To do -
Images excluded, repeat each entry below exactly.

Provided data -
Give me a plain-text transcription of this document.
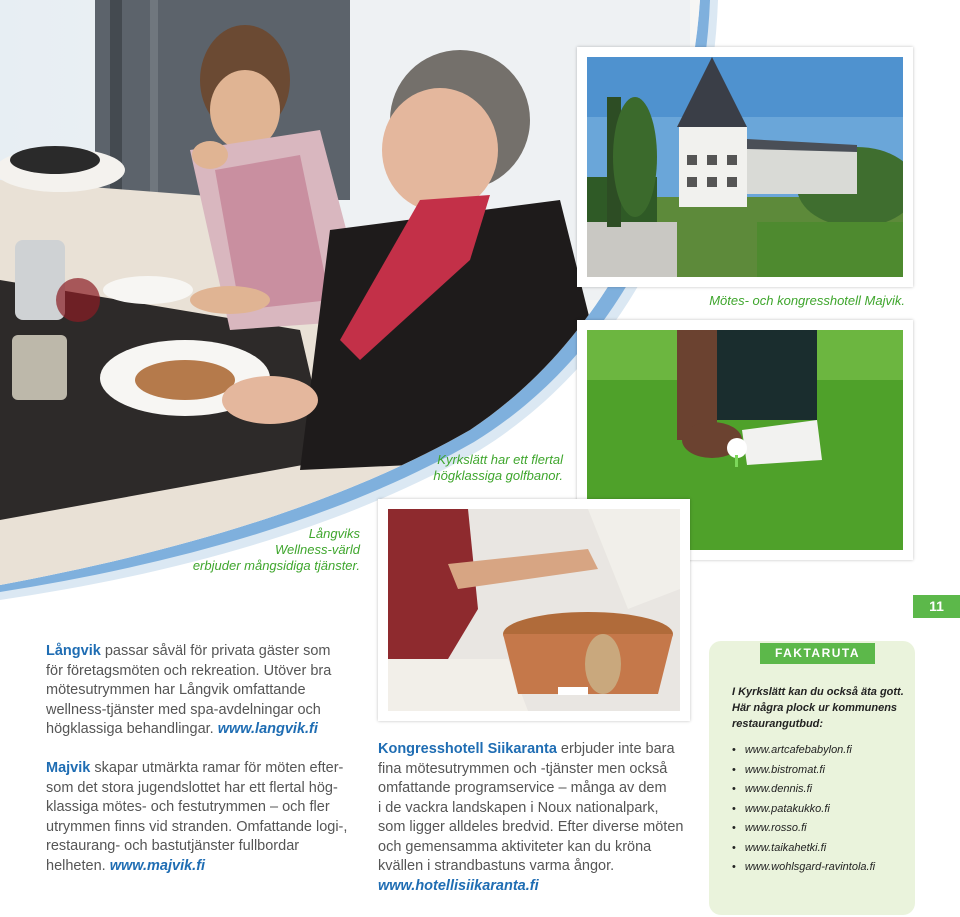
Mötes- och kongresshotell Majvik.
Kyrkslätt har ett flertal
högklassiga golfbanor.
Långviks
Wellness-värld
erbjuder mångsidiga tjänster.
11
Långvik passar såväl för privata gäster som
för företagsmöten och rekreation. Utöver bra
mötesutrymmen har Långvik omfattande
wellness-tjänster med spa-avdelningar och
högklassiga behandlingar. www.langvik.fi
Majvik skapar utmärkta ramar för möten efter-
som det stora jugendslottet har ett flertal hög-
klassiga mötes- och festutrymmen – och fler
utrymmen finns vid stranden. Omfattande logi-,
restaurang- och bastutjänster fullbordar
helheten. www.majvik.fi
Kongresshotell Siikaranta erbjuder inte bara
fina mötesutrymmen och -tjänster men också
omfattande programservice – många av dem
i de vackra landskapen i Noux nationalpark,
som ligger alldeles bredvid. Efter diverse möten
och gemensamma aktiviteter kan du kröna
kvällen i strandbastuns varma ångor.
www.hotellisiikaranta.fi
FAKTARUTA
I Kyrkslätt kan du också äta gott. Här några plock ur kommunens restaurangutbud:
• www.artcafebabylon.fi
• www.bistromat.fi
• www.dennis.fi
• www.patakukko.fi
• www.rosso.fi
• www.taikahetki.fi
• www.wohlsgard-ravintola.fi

Exercise response -
Give me a plain-text transcription of this document.
Mötes- och kongresshotell Majvik.
Kyrkslätt har ett flertal
högklassiga golfbanor.
Långviks
Wellness-värld
erbjuder mångsidiga tjänster.
11
Långvik passar såväl för privata gäster som
för företagsmöten och rekreation. Utöver bra
mötesutrymmen har Långvik omfattande
wellness-tjänster med spa-avdelningar och
högklassiga behandlingar. www.langvik.fi
Majvik skapar utmärkta ramar för möten efter-
som det stora jugendslottet har ett flertal hög-
klassiga mötes- och festutrymmen – och fler
utrymmen finns vid stranden. Omfattande logi-,
restaurang- och bastutjänster fullbordar
helheten. www.majvik.fi
Kongresshotell Siikaranta erbjuder inte bara
fina mötesutrymmen och -tjänster men också
omfattande programservice – många av dem
i de vackra landskapen i Noux nationalpark,
som ligger alldeles bredvid. Efter diverse möten
och gemensamma aktiviteter kan du kröna
kvällen i strandbastuns varma ångor.
www.hotellisiikaranta.fi
FAKTARUTA
I Kyrkslätt kan du också äta gott. Här några plock ur kommunens restaurangutbud:
• www.artcafebabylon.fi
• www.bistromat.fi
• www.dennis.fi
• www.patakukko.fi
• www.rosso.fi
• www.taikahetki.fi
• www.wohlsgard-ravintola.fi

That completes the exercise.